### Exercise details
Search the data for the word "Parse" and copy every line where it occurs.
------ Extracted records
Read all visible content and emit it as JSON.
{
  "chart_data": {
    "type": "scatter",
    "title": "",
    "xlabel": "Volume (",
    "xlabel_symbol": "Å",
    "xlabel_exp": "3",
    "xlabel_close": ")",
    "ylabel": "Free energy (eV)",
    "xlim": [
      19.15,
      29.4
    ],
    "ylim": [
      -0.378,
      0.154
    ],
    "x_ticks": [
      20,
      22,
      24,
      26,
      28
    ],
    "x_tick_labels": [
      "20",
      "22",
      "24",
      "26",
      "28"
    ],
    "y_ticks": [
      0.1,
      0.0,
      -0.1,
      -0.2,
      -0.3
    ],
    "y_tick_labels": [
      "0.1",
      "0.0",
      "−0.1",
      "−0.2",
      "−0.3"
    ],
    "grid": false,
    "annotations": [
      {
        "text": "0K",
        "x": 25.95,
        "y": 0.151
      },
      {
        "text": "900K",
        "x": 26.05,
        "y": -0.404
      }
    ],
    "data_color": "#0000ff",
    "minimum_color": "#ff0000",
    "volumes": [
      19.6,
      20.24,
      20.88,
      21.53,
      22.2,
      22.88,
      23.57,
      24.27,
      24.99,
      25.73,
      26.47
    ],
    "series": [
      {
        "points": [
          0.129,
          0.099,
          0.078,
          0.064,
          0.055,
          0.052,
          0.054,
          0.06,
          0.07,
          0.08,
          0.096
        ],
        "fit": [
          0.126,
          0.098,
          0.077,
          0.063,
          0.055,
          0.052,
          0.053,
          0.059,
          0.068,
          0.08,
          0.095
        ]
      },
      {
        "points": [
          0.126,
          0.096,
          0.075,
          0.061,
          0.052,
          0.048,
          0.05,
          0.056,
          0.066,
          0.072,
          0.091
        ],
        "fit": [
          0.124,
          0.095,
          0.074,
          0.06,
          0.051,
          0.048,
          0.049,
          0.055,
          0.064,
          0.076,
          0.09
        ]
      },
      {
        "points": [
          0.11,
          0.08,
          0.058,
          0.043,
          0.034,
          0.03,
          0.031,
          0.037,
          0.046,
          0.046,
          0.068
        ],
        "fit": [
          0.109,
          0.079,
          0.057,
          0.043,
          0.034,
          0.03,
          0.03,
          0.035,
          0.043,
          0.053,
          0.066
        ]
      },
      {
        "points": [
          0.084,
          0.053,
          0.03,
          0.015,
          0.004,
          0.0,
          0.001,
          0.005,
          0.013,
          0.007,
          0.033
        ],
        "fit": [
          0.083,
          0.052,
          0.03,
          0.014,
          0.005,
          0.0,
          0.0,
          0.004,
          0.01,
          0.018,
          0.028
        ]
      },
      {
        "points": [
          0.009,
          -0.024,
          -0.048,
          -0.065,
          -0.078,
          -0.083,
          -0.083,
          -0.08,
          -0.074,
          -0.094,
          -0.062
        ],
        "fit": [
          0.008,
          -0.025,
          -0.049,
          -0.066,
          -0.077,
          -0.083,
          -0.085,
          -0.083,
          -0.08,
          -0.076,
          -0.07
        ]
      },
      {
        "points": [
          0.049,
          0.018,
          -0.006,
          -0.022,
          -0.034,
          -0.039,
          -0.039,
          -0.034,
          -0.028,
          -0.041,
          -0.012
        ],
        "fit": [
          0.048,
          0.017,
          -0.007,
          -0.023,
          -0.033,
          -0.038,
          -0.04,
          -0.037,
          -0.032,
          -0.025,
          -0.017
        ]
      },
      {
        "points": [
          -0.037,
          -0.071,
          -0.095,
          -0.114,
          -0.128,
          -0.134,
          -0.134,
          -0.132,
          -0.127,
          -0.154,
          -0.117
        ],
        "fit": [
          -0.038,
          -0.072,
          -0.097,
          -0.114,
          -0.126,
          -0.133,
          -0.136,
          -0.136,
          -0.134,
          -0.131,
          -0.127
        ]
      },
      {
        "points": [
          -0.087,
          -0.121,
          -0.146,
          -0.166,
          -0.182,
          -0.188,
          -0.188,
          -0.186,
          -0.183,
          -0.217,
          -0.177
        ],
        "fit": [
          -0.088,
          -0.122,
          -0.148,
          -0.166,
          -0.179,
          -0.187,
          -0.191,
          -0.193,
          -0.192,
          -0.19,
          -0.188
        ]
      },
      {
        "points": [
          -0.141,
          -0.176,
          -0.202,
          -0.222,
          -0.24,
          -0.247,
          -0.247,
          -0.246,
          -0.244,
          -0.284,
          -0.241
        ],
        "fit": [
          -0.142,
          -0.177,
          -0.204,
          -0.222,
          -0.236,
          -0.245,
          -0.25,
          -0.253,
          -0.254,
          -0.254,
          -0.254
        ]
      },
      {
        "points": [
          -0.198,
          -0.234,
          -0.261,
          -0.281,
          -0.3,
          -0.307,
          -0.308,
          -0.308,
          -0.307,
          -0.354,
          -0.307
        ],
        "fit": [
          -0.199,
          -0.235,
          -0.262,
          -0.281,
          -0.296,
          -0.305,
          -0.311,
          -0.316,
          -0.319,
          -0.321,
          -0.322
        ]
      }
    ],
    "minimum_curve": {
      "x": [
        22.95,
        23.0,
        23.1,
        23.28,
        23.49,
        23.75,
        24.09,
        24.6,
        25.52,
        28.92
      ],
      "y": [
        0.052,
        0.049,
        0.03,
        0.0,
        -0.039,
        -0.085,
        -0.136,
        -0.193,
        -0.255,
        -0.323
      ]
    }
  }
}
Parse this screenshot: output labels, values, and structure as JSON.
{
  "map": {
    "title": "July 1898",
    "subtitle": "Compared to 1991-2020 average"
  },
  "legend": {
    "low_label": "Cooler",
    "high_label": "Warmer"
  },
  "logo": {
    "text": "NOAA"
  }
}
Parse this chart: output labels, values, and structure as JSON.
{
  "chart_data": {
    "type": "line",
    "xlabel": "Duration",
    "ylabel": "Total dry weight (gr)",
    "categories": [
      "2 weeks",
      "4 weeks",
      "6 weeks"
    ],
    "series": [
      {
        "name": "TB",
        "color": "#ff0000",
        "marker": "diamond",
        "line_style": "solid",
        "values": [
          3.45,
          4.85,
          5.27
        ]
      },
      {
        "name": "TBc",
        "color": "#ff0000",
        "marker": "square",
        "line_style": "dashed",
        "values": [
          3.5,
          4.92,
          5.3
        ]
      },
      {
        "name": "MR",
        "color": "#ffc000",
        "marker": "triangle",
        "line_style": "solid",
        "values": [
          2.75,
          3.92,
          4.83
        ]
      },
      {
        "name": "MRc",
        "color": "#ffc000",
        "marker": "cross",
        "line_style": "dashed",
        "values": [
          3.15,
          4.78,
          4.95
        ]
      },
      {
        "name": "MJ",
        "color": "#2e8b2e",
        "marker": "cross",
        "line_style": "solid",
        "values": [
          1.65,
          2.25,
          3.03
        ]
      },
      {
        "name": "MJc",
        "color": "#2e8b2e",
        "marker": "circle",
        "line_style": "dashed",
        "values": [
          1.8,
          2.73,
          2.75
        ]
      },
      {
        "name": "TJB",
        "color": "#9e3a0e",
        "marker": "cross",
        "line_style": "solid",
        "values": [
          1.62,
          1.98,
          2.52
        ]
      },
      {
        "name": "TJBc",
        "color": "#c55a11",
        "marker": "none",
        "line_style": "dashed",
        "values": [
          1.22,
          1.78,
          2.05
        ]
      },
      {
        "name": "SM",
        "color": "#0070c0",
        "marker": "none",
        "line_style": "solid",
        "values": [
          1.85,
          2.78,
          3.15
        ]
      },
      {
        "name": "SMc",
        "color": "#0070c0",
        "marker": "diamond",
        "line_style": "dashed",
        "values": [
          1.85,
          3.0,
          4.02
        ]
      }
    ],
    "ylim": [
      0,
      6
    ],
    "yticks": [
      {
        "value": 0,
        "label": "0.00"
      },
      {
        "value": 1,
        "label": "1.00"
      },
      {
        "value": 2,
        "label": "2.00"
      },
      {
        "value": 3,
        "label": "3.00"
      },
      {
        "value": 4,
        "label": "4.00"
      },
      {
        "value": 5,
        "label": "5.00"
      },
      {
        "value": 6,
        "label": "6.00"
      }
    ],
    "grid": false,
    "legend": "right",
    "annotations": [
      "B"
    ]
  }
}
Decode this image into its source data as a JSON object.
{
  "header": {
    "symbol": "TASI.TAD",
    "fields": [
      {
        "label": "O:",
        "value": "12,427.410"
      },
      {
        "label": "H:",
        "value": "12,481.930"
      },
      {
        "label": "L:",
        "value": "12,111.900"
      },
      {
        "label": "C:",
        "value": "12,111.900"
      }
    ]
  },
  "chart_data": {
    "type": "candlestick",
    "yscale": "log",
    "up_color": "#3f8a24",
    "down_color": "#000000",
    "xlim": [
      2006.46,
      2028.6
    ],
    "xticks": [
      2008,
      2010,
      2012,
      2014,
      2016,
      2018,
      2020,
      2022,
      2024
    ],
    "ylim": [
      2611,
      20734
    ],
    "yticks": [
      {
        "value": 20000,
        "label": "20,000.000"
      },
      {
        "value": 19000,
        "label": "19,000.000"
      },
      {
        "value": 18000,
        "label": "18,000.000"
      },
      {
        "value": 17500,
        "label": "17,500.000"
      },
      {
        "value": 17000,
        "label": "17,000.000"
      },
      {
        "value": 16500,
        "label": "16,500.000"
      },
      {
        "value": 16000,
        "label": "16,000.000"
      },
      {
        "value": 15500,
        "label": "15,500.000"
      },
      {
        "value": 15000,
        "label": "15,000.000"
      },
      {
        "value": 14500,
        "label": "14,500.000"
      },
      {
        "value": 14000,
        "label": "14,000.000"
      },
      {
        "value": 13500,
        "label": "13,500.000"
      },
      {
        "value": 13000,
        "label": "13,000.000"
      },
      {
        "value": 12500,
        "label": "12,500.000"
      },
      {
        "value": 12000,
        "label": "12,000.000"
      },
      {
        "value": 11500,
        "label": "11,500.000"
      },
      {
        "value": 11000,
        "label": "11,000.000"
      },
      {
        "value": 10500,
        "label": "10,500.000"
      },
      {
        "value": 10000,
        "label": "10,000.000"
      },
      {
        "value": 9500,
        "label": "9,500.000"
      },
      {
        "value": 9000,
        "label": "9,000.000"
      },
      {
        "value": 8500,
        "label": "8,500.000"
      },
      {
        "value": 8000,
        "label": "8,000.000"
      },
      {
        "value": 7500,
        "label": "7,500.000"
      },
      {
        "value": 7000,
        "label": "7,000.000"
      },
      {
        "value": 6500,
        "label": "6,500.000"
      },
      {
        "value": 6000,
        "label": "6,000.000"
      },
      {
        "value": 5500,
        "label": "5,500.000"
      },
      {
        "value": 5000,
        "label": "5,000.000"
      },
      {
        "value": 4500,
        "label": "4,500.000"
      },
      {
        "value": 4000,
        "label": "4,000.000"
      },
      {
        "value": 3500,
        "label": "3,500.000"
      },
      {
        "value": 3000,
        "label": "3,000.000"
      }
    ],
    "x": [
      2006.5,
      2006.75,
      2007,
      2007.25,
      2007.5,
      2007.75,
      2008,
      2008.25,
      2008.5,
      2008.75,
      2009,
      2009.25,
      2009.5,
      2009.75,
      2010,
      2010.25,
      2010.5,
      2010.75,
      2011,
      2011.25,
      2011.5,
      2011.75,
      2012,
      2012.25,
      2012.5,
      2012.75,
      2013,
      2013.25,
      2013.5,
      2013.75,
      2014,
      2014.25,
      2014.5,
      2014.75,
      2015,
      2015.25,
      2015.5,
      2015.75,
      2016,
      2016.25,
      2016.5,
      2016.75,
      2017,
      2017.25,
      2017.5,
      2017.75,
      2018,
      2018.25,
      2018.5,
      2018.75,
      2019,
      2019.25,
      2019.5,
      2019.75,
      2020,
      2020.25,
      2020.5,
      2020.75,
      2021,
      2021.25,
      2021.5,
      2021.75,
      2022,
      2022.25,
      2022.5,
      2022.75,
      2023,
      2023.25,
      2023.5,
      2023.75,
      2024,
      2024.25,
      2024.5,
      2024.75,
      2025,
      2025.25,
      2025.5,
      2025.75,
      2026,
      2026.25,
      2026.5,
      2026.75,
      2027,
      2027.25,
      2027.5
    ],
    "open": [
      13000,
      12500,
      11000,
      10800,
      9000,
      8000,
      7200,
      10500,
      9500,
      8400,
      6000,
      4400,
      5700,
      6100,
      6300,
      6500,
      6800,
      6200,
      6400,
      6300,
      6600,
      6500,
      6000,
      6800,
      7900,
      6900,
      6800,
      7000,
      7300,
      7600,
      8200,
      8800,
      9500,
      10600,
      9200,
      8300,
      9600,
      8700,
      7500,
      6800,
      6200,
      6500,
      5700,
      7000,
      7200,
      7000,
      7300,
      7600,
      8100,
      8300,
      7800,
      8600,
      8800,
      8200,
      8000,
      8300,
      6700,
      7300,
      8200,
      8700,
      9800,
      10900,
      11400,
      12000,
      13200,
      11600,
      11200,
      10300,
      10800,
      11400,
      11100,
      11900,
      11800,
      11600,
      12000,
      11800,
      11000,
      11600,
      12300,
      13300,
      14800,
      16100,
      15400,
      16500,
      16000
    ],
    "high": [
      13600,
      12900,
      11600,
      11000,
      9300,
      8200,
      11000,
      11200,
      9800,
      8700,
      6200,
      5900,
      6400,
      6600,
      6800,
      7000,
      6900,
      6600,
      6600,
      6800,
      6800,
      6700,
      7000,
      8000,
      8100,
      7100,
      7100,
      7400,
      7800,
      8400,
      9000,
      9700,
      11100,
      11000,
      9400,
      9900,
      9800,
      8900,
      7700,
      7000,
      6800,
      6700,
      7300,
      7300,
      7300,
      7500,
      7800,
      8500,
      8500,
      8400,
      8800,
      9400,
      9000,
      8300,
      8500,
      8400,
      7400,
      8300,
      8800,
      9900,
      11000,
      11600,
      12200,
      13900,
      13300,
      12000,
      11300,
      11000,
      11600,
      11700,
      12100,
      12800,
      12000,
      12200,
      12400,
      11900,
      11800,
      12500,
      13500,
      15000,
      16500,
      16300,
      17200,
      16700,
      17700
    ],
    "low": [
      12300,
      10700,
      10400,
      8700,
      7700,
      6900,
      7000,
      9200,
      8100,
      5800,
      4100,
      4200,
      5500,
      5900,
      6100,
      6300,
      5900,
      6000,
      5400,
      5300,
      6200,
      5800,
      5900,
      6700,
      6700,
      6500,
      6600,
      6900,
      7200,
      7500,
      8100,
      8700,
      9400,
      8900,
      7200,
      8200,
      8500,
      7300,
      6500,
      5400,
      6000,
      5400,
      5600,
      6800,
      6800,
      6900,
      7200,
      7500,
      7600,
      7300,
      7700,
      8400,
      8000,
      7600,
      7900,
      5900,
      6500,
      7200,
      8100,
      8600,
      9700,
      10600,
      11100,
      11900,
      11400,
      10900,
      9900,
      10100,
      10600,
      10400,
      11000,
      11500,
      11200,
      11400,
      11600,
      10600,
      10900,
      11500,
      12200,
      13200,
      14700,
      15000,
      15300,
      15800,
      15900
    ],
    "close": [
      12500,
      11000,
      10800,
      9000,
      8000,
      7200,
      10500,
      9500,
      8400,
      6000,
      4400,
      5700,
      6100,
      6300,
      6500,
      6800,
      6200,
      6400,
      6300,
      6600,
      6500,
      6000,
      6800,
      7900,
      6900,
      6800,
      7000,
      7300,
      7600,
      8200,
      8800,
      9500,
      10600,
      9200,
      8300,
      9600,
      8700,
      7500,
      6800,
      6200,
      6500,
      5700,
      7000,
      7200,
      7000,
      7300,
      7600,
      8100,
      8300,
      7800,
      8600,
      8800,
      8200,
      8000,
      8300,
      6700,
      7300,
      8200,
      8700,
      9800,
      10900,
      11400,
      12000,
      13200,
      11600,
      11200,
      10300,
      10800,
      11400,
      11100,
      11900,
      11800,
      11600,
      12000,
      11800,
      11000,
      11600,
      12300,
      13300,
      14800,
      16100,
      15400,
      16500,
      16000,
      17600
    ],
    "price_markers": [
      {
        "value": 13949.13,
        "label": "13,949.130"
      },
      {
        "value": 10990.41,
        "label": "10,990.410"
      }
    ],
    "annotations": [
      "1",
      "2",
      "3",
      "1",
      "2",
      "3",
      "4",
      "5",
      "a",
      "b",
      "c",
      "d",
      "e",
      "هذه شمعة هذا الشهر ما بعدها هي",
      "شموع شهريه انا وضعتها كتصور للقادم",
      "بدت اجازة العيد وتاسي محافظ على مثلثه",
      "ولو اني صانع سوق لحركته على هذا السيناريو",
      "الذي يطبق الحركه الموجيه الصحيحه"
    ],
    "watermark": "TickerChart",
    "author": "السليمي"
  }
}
------------
### Answer for this exercise
Parse this screenshot: output labels, values, and structure as JSON.
Parse this chart: output labels, values, and structure as JSON.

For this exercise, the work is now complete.